Task - Return every record verbatim.

Exercise data -

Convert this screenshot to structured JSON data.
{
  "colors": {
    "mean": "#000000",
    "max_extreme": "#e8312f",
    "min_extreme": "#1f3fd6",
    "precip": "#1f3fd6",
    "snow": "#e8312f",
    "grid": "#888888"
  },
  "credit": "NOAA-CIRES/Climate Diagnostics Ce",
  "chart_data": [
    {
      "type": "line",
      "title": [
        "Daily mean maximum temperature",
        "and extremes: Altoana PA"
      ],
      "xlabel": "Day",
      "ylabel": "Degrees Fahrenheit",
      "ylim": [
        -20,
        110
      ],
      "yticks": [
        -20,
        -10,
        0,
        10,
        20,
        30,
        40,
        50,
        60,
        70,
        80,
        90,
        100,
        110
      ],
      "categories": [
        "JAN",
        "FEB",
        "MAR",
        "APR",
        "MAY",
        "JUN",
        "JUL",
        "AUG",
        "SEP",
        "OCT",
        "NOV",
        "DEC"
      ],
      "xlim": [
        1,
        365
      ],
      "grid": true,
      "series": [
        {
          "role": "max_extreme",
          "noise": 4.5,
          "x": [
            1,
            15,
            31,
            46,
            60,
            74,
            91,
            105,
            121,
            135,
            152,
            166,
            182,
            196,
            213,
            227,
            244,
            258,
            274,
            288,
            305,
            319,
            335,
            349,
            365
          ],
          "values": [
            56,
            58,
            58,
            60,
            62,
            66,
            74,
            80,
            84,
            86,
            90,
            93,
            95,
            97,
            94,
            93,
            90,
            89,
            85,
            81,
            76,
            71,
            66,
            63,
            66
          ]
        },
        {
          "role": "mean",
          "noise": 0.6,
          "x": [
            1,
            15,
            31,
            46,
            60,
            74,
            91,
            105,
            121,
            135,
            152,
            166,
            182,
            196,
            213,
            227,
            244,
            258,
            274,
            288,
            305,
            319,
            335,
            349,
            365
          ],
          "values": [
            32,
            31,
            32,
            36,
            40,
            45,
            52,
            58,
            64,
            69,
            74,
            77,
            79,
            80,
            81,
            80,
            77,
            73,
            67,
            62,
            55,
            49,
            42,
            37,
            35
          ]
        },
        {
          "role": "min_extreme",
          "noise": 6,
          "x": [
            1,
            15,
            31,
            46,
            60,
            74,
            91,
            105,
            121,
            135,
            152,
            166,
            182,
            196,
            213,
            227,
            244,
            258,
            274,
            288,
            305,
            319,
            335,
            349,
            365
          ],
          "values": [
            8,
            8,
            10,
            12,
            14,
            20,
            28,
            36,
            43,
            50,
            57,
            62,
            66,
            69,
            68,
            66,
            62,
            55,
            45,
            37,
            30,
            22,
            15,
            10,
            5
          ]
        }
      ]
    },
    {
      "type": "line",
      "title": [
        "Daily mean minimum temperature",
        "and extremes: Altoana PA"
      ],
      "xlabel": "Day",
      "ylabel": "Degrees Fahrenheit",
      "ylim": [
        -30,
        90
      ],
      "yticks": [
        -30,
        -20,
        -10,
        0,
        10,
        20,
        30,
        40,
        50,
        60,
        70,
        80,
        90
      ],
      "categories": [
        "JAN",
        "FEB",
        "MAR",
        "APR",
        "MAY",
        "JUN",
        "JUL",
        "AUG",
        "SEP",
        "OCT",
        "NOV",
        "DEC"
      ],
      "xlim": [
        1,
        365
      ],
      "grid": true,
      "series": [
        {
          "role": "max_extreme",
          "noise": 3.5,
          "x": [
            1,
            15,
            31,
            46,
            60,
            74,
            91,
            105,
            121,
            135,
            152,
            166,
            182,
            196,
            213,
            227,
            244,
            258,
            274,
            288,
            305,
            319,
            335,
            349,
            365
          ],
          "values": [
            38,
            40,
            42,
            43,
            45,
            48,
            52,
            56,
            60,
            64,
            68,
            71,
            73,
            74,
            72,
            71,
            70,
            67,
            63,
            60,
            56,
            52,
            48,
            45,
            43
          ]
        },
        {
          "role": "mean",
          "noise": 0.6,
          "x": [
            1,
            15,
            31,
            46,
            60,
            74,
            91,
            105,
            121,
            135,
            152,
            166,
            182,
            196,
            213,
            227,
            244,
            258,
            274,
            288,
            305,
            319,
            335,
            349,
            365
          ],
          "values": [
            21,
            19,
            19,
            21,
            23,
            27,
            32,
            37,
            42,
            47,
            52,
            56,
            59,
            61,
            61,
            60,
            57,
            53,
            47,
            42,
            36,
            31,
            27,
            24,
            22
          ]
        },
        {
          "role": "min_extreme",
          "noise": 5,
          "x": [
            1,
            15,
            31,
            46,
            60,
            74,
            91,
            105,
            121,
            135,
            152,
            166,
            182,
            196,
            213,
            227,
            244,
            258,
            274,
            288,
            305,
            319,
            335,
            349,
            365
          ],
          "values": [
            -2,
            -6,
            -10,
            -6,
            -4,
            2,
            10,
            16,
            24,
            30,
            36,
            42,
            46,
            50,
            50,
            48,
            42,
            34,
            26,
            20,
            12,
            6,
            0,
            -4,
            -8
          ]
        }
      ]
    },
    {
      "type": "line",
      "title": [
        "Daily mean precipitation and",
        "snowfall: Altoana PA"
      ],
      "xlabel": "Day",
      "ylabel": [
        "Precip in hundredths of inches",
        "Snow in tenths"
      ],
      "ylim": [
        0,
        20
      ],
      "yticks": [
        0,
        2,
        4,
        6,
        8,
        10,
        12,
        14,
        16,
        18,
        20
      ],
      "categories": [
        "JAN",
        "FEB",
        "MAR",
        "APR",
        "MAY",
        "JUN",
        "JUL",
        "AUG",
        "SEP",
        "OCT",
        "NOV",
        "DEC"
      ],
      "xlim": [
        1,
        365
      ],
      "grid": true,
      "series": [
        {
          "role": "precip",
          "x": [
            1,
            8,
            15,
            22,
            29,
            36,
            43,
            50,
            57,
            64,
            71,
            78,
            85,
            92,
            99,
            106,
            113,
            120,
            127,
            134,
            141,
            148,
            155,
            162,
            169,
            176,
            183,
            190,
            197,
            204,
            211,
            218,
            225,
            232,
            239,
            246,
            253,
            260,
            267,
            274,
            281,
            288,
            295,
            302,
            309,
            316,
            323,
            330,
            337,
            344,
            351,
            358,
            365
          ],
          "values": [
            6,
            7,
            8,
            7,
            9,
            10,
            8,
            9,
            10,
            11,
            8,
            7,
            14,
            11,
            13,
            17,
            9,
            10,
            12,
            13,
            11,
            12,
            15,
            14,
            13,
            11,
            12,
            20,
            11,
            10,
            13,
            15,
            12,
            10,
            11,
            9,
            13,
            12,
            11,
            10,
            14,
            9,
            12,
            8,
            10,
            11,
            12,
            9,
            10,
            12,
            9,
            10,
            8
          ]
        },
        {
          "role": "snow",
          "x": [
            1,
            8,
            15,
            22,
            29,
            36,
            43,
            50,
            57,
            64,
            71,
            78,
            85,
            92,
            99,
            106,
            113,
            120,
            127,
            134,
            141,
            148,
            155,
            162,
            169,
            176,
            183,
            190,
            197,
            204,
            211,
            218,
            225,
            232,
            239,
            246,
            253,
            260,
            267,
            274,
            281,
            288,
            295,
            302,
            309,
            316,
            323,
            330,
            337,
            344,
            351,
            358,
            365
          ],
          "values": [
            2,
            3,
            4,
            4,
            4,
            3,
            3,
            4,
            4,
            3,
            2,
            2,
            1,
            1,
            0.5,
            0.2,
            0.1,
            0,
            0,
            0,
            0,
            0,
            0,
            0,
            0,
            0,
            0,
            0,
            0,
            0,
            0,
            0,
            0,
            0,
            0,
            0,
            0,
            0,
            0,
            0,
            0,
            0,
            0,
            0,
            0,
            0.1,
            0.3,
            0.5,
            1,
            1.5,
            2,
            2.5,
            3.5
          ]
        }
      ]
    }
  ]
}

Answer to the exercise -
Convert this screenshot to structured JSON data.
{
  "colors": {
    "mean": "#000000",
    "max_extreme": "#e8312f",
    "min_extreme": "#1f3fd6",
    "precip": "#1f3fd6",
    "snow": "#e8312f",
    "grid": "#888888"
  },
  "credit": "NOAA-CIRES/Climate Diagnostics Ce",
  "chart_data": [
    {
      "type": "line",
      "title": [
        "Daily mean maximum temperature",
        "and extremes: Altoana PA"
      ],
      "xlabel": "Day",
      "ylabel": "Degrees Fahrenheit",
      "ylim": [
        -20,
        110
      ],
      "yticks": [
        -20,
        -10,
        0,
        10,
        20,
        30,
        40,
        50,
        60,
        70,
        80,
        90,
        100,
        110
      ],
      "categories": [
        "JAN",
        "FEB",
        "MAR",
        "APR",
        "MAY",
        "JUN",
        "JUL",
        "AUG",
        "SEP",
        "OCT",
        "NOV",
        "DEC"
      ],
      "xlim": [
        1,
        365
      ],
      "grid": true,
      "series": [
        {
          "role": "max_extreme",
          "noise": 4.5,
          "x": [
            1,
            15,
            31,
            46,
            60,
            74,
            91,
            105,
            121,
            135,
            152,
            166,
            182,
            196,
            213,
            227,
            244,
            258,
            274,
            288,
            305,
            319,
            335,
            349,
            365
          ],
          "values": [
            56,
            58,
            58,
            60,
            62,
            66,
            74,
            80,
            84,
            86,
            90,
            93,
            95,
            97,
            94,
            93,
            90,
            89,
            85,
            81,
            76,
            71,
            66,
            63,
            66
          ]
        },
        {
          "role": "mean",
          "noise": 0.6,
          "x": [
            1,
            15,
            31,
            46,
            60,
            74,
            91,
            105,
            121,
            135,
            152,
            166,
            182,
            196,
            213,
            227,
            244,
            258,
            274,
            288,
            305,
            319,
            335,
            349,
            365
          ],
          "values": [
            32,
            31,
            32,
            36,
            40,
            45,
            52,
            58,
            64,
            69,
            74,
            77,
            79,
            80,
            81,
            80,
            77,
            73,
            67,
            62,
            55,
            49,
            42,
            37,
            35
          ]
        },
        {
          "role": "min_extreme",
          "noise": 6,
          "x": [
            1,
            15,
            31,
            46,
            60,
            74,
            91,
            105,
            121,
            135,
            152,
            166,
            182,
            196,
            213,
            227,
            244,
            258,
            274,
            288,
            305,
            319,
            335,
            349,
            365
          ],
          "values": [
            8,
            8,
            10,
            12,
            14,
            20,
            28,
            36,
            43,
            50,
            57,
            62,
            66,
            69,
            68,
            66,
            62,
            55,
            45,
            37,
            30,
            22,
            15,
            10,
            5
          ]
        }
      ]
    },
    {
      "type": "line",
      "title": [
        "Daily mean minimum temperature",
        "and extremes: Altoana PA"
      ],
      "xlabel": "Day",
      "ylabel": "Degrees Fahrenheit",
      "ylim": [
        -30,
        90
      ],
      "yticks": [
        -30,
        -20,
        -10,
        0,
        10,
        20,
        30,
        40,
        50,
        60,
        70,
        80,
        90
      ],
      "categories": [
        "JAN",
        "FEB",
        "MAR",
        "APR",
        "MAY",
        "JUN",
        "JUL",
        "AUG",
        "SEP",
        "OCT",
        "NOV",
        "DEC"
      ],
      "xlim": [
        1,
        365
      ],
      "grid": true,
      "series": [
        {
          "role": "max_extreme",
          "noise": 3.5,
          "x": [
            1,
            15,
            31,
            46,
            60,
            74,
            91,
            105,
            121,
            135,
            152,
            166,
            182,
            196,
            213,
            227,
            244,
            258,
            274,
            288,
            305,
            319,
            335,
            349,
            365
          ],
          "values": [
            38,
            40,
            42,
            43,
            45,
            48,
            52,
            56,
            60,
            64,
            68,
            71,
            73,
            74,
            72,
            71,
            70,
            67,
            63,
            60,
            56,
            52,
            48,
            45,
            43
          ]
        },
        {
          "role": "mean",
          "noise": 0.6,
          "x": [
            1,
            15,
            31,
            46,
            60,
            74,
            91,
            105,
            121,
            135,
            152,
            166,
            182,
            196,
            213,
            227,
            244,
            258,
            274,
            288,
            305,
            319,
            335,
            349,
            365
          ],
          "values": [
            21,
            19,
            19,
            21,
            23,
            27,
            32,
            37,
            42,
            47,
            52,
            56,
            59,
            61,
            61,
            60,
            57,
            53,
            47,
            42,
            36,
            31,
            27,
            24,
            22
          ]
        },
        {
          "role": "min_extreme",
          "noise": 5,
          "x": [
            1,
            15,
            31,
            46,
            60,
            74,
            91,
            105,
            121,
            135,
            152,
            166,
            182,
            196,
            213,
            227,
            244,
            258,
            274,
            288,
            305,
            319,
            335,
            349,
            365
          ],
          "values": [
            -2,
            -6,
            -10,
            -6,
            -4,
            2,
            10,
            16,
            24,
            30,
            36,
            42,
            46,
            50,
            50,
            48,
            42,
            34,
            26,
            20,
            12,
            6,
            0,
            -4,
            -8
          ]
        }
      ]
    },
    {
      "type": "line",
      "title": [
        "Daily mean precipitation and",
        "snowfall: Altoana PA"
      ],
      "xlabel": "Day",
      "ylabel": [
        "Precip in hundredths of inches",
        "Snow in tenths"
      ],
      "ylim": [
        0,
        20
      ],
      "yticks": [
        0,
        2,
        4,
        6,
        8,
        10,
        12,
        14,
        16,
        18,
        20
      ],
      "categories": [
        "JAN",
        "FEB",
        "MAR",
        "APR",
        "MAY",
        "JUN",
        "JUL",
        "AUG",
        "SEP",
        "OCT",
        "NOV",
        "DEC"
      ],
      "xlim": [
        1,
        365
      ],
      "grid": true,
      "series": [
        {
          "role": "precip",
          "x": [
            1,
            8,
            15,
            22,
            29,
            36,
            43,
            50,
            57,
            64,
            71,
            78,
            85,
            92,
            99,
            106,
            113,
            120,
            127,
            134,
            141,
            148,
            155,
            162,
            169,
            176,
            183,
            190,
            197,
            204,
            211,
            218,
            225,
            232,
            239,
            246,
            253,
            260,
            267,
            274,
            281,
            288,
            295,
            302,
            309,
            316,
            323,
            330,
            337,
            344,
            351,
            358,
            365
          ],
          "values": [
            6,
            7,
            8,
            7,
            9,
            10,
            8,
            9,
            10,
            11,
            8,
            7,
            14,
            11,
            13,
            17,
            9,
            10,
            12,
            13,
            11,
            12,
            15,
            14,
            13,
            11,
            12,
            20,
            11,
            10,
            13,
            15,
            12,
            10,
            11,
            9,
            13,
            12,
            11,
            10,
            14,
            9,
            12,
            8,
            10,
            11,
            12,
            9,
            10,
            12,
            9,
            10,
            8
          ]
        },
        {
          "role": "snow",
          "x": [
            1,
            8,
            15,
            22,
            29,
            36,
            43,
            50,
            57,
            64,
            71,
            78,
            85,
            92,
            99,
            106,
            113,
            120,
            127,
            134,
            141,
            148,
            155,
            162,
            169,
            176,
            183,
            190,
            197,
            204,
            211,
            218,
            225,
            232,
            239,
            246,
            253,
            260,
            267,
            274,
            281,
            288,
            295,
            302,
            309,
            316,
            323,
            330,
            337,
            344,
            351,
            358,
            365
          ],
          "values": [
            2,
            3,
            4,
            4,
            4,
            3,
            3,
            4,
            4,
            3,
            2,
            2,
            1,
            1,
            0.5,
            0.2,
            0.1,
            0,
            0,
            0,
            0,
            0,
            0,
            0,
            0,
            0,
            0,
            0,
            0,
            0,
            0,
            0,
            0,
            0,
            0,
            0,
            0,
            0,
            0,
            0,
            0,
            0,
            0,
            0,
            0,
            0.1,
            0.3,
            0.5,
            1,
            1.5,
            2,
            2.5,
            3.5
          ]
        }
      ]
    }
  ]
}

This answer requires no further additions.